* **Data shown**:
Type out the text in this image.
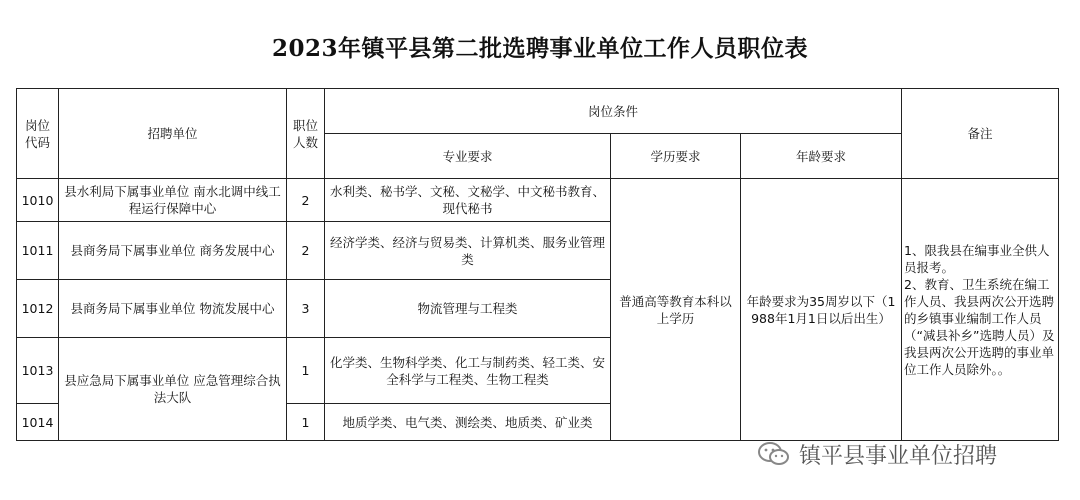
2023年镇平县第二批选聘事业单位工作人员职位表
岗位代码	招聘单位	职位人数	岗位条件			备注
			专业要求	学历要求	年龄要求	
1010	县水利局下属事业单位 南水北调中线工程运行保障中心	2	水利类、秘书学、文秘、文秘学、中文秘书教育、现代秘书	普通高等教育本科以上学历	年龄要求为35周岁以下（1988年1月1日以后出生）	1、限我县在编事业全供人员报考。
2、教育、卫生系统在编工作人员、我县两次公开选聘的乡镇事业编制工作人员（“减县补乡”选聘人员）及我县两次公开选聘的事业单位工作人员除外。。
1011	县商务局下属事业单位 商务发展中心	2	经济学类、经济与贸易类、计算机类、服务业管理类			
1012	县商务局下属事业单位 物流发展中心	3	物流管理与工程类			
1013	县应急局下属事业单位 应急管理综合执法大队	1	化学类、生物科学类、化工与制药类、轻工类、安全科学与工程类、生物工程类			
1014		1	地质学类、电气类、测绘类、地质类、矿业类			
镇平县事业单位招聘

* **Directions for this task**: Transcribe the records above exactly as they appear, leaving out any pictures.

* **The completed task**:
Type out the text in this image.
2023年镇平县第二批选聘事业单位工作人员职位表
岗位代码	招聘单位	职位人数	岗位条件			备注
			专业要求	学历要求	年龄要求	
1010	县水利局下属事业单位 南水北调中线工程运行保障中心	2	水利类、秘书学、文秘、文秘学、中文秘书教育、现代秘书	普通高等教育本科以上学历	年龄要求为35周岁以下（1988年1月1日以后出生）	1、限我县在编事业全供人员报考。
2、教育、卫生系统在编工作人员、我县两次公开选聘的乡镇事业编制工作人员（“减县补乡”选聘人员）及我县两次公开选聘的事业单位工作人员除外。。
1011	县商务局下属事业单位 商务发展中心	2	经济学类、经济与贸易类、计算机类、服务业管理类			
1012	县商务局下属事业单位 物流发展中心	3	物流管理与工程类			
1013	县应急局下属事业单位 应急管理综合执法大队	1	化学类、生物科学类、化工与制药类、轻工类、安全科学与工程类、生物工程类			
1014		1	地质学类、电气类、测绘类、地质类、矿业类			
镇平县事业单位招聘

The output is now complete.